§ Work to be completed
Can you output the records below exactly as they are written?

§ Provided entries
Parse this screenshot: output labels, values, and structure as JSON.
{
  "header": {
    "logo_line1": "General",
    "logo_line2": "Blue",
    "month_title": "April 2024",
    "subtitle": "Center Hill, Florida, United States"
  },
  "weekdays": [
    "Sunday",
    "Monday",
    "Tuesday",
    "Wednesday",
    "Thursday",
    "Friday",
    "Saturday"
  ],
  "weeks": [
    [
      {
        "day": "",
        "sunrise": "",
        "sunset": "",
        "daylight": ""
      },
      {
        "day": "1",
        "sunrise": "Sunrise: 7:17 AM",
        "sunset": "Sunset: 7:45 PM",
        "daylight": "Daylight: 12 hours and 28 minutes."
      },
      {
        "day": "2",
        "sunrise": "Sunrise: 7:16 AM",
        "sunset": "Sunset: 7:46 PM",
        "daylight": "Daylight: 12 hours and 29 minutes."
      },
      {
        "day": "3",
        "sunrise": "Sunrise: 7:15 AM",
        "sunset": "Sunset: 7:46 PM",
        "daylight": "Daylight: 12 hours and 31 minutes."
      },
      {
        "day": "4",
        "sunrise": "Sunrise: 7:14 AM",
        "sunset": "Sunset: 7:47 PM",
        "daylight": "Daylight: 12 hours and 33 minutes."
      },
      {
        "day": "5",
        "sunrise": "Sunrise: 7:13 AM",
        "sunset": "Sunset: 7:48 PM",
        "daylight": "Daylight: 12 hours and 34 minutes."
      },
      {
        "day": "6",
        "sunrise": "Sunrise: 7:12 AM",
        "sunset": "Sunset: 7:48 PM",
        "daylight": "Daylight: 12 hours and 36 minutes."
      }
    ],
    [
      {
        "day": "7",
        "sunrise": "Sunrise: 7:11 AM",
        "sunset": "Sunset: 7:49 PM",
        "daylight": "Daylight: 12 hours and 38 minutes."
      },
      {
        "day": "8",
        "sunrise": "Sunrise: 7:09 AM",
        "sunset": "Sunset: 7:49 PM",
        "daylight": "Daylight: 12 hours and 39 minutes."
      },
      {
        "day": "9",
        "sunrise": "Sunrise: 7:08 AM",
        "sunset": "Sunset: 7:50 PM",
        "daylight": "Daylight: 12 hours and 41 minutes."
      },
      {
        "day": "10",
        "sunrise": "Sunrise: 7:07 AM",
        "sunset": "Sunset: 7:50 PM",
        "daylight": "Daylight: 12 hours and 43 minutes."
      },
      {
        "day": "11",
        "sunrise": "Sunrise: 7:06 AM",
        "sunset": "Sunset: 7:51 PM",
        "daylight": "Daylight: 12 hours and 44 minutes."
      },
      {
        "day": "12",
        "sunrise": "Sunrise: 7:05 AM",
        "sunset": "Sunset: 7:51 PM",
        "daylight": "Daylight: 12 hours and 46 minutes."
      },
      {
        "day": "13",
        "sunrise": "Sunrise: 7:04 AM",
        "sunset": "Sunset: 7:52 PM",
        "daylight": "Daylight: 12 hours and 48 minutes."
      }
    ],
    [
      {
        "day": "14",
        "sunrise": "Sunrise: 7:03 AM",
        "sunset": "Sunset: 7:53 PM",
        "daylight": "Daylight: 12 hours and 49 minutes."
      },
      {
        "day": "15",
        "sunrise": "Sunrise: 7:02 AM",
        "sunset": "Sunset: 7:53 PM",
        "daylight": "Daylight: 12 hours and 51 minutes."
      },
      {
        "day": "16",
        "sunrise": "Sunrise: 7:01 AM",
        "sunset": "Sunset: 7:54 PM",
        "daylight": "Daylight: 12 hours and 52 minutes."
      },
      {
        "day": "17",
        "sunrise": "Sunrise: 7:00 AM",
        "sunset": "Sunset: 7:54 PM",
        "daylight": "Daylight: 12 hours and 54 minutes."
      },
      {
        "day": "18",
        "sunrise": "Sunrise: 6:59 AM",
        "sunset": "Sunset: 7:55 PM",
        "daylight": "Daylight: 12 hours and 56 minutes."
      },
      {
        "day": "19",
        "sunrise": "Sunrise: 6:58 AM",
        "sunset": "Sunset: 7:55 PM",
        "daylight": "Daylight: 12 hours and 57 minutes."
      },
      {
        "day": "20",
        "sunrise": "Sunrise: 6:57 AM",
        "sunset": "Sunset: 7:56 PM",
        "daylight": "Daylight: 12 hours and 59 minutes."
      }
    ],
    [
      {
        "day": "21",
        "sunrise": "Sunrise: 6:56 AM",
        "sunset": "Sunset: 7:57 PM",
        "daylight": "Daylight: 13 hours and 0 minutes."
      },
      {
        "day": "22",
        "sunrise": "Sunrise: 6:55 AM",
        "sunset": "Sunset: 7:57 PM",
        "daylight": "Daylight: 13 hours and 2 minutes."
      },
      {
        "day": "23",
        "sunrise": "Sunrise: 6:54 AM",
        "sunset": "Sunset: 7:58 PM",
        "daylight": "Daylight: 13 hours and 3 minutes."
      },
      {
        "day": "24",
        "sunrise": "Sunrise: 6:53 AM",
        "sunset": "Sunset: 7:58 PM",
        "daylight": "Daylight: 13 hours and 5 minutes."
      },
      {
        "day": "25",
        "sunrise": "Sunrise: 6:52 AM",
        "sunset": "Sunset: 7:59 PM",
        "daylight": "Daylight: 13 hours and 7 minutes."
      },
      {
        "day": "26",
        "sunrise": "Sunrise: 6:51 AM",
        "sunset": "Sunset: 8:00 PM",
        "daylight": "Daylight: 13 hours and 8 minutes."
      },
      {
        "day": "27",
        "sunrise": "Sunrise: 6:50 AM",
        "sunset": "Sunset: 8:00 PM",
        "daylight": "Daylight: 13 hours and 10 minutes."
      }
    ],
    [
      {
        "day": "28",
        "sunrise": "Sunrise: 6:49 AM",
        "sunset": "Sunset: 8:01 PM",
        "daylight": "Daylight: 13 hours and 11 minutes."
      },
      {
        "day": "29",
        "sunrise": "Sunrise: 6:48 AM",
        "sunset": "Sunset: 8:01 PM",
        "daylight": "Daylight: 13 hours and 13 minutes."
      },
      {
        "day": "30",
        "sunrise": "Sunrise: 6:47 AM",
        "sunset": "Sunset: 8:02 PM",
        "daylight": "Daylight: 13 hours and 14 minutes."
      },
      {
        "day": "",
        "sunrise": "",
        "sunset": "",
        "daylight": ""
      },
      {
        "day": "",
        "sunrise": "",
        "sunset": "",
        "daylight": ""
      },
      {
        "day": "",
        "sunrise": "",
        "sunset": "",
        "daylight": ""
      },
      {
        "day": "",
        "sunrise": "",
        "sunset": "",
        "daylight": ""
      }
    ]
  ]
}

§ Result of this exercise
Parse this screenshot: output labels, values, and structure as JSON.
{
  "header": {
    "logo_line1": "General",
    "logo_line2": "Blue",
    "month_title": "April 2024",
    "subtitle": "Center Hill, Florida, United States"
  },
  "weekdays": [
    "Sunday",
    "Monday",
    "Tuesday",
    "Wednesday",
    "Thursday",
    "Friday",
    "Saturday"
  ],
  "weeks": [
    [
      {
        "day": "",
        "sunrise": "",
        "sunset": "",
        "daylight": ""
      },
      {
        "day": "1",
        "sunrise": "Sunrise: 7:17 AM",
        "sunset": "Sunset: 7:45 PM",
        "daylight": "Daylight: 12 hours and 28 minutes."
      },
      {
        "day": "2",
        "sunrise": "Sunrise: 7:16 AM",
        "sunset": "Sunset: 7:46 PM",
        "daylight": "Daylight: 12 hours and 29 minutes."
      },
      {
        "day": "3",
        "sunrise": "Sunrise: 7:15 AM",
        "sunset": "Sunset: 7:46 PM",
        "daylight": "Daylight: 12 hours and 31 minutes."
      },
      {
        "day": "4",
        "sunrise": "Sunrise: 7:14 AM",
        "sunset": "Sunset: 7:47 PM",
        "daylight": "Daylight: 12 hours and 33 minutes."
      },
      {
        "day": "5",
        "sunrise": "Sunrise: 7:13 AM",
        "sunset": "Sunset: 7:48 PM",
        "daylight": "Daylight: 12 hours and 34 minutes."
      },
      {
        "day": "6",
        "sunrise": "Sunrise: 7:12 AM",
        "sunset": "Sunset: 7:48 PM",
        "daylight": "Daylight: 12 hours and 36 minutes."
      }
    ],
    [
      {
        "day": "7",
        "sunrise": "Sunrise: 7:11 AM",
        "sunset": "Sunset: 7:49 PM",
        "daylight": "Daylight: 12 hours and 38 minutes."
      },
      {
        "day": "8",
        "sunrise": "Sunrise: 7:09 AM",
        "sunset": "Sunset: 7:49 PM",
        "daylight": "Daylight: 12 hours and 39 minutes."
      },
      {
        "day": "9",
        "sunrise": "Sunrise: 7:08 AM",
        "sunset": "Sunset: 7:50 PM",
        "daylight": "Daylight: 12 hours and 41 minutes."
      },
      {
        "day": "10",
        "sunrise": "Sunrise: 7:07 AM",
        "sunset": "Sunset: 7:50 PM",
        "daylight": "Daylight: 12 hours and 43 minutes."
      },
      {
        "day": "11",
        "sunrise": "Sunrise: 7:06 AM",
        "sunset": "Sunset: 7:51 PM",
        "daylight": "Daylight: 12 hours and 44 minutes."
      },
      {
        "day": "12",
        "sunrise": "Sunrise: 7:05 AM",
        "sunset": "Sunset: 7:51 PM",
        "daylight": "Daylight: 12 hours and 46 minutes."
      },
      {
        "day": "13",
        "sunrise": "Sunrise: 7:04 AM",
        "sunset": "Sunset: 7:52 PM",
        "daylight": "Daylight: 12 hours and 48 minutes."
      }
    ],
    [
      {
        "day": "14",
        "sunrise": "Sunrise: 7:03 AM",
        "sunset": "Sunset: 7:53 PM",
        "daylight": "Daylight: 12 hours and 49 minutes."
      },
      {
        "day": "15",
        "sunrise": "Sunrise: 7:02 AM",
        "sunset": "Sunset: 7:53 PM",
        "daylight": "Daylight: 12 hours and 51 minutes."
      },
      {
        "day": "16",
        "sunrise": "Sunrise: 7:01 AM",
        "sunset": "Sunset: 7:54 PM",
        "daylight": "Daylight: 12 hours and 52 minutes."
      },
      {
        "day": "17",
        "sunrise": "Sunrise: 7:00 AM",
        "sunset": "Sunset: 7:54 PM",
        "daylight": "Daylight: 12 hours and 54 minutes."
      },
      {
        "day": "18",
        "sunrise": "Sunrise: 6:59 AM",
        "sunset": "Sunset: 7:55 PM",
        "daylight": "Daylight: 12 hours and 56 minutes."
      },
      {
        "day": "19",
        "sunrise": "Sunrise: 6:58 AM",
        "sunset": "Sunset: 7:55 PM",
        "daylight": "Daylight: 12 hours and 57 minutes."
      },
      {
        "day": "20",
        "sunrise": "Sunrise: 6:57 AM",
        "sunset": "Sunset: 7:56 PM",
        "daylight": "Daylight: 12 hours and 59 minutes."
      }
    ],
    [
      {
        "day": "21",
        "sunrise": "Sunrise: 6:56 AM",
        "sunset": "Sunset: 7:57 PM",
        "daylight": "Daylight: 13 hours and 0 minutes."
      },
      {
        "day": "22",
        "sunrise": "Sunrise: 6:55 AM",
        "sunset": "Sunset: 7:57 PM",
        "daylight": "Daylight: 13 hours and 2 minutes."
      },
      {
        "day": "23",
        "sunrise": "Sunrise: 6:54 AM",
        "sunset": "Sunset: 7:58 PM",
        "daylight": "Daylight: 13 hours and 3 minutes."
      },
      {
        "day": "24",
        "sunrise": "Sunrise: 6:53 AM",
        "sunset": "Sunset: 7:58 PM",
        "daylight": "Daylight: 13 hours and 5 minutes."
      },
      {
        "day": "25",
        "sunrise": "Sunrise: 6:52 AM",
        "sunset": "Sunset: 7:59 PM",
        "daylight": "Daylight: 13 hours and 7 minutes."
      },
      {
        "day": "26",
        "sunrise": "Sunrise: 6:51 AM",
        "sunset": "Sunset: 8:00 PM",
        "daylight": "Daylight: 13 hours and 8 minutes."
      },
      {
        "day": "27",
        "sunrise": "Sunrise: 6:50 AM",
        "sunset": "Sunset: 8:00 PM",
        "daylight": "Daylight: 13 hours and 10 minutes."
      }
    ],
    [
      {
        "day": "28",
        "sunrise": "Sunrise: 6:49 AM",
        "sunset": "Sunset: 8:01 PM",
        "daylight": "Daylight: 13 hours and 11 minutes."
      },
      {
        "day": "29",
        "sunrise": "Sunrise: 6:48 AM",
        "sunset": "Sunset: 8:01 PM",
        "daylight": "Daylight: 13 hours and 13 minutes."
      },
      {
        "day": "30",
        "sunrise": "Sunrise: 6:47 AM",
        "sunset": "Sunset: 8:02 PM",
        "daylight": "Daylight: 13 hours and 14 minutes."
      },
      {
        "day": "",
        "sunrise": "",
        "sunset": "",
        "daylight": ""
      },
      {
        "day": "",
        "sunrise": "",
        "sunset": "",
        "daylight": ""
      },
      {
        "day": "",
        "sunrise": "",
        "sunset": "",
        "daylight": ""
      },
      {
        "day": "",
        "sunrise": "",
        "sunset": "",
        "daylight": ""
      }
    ]
  ]
}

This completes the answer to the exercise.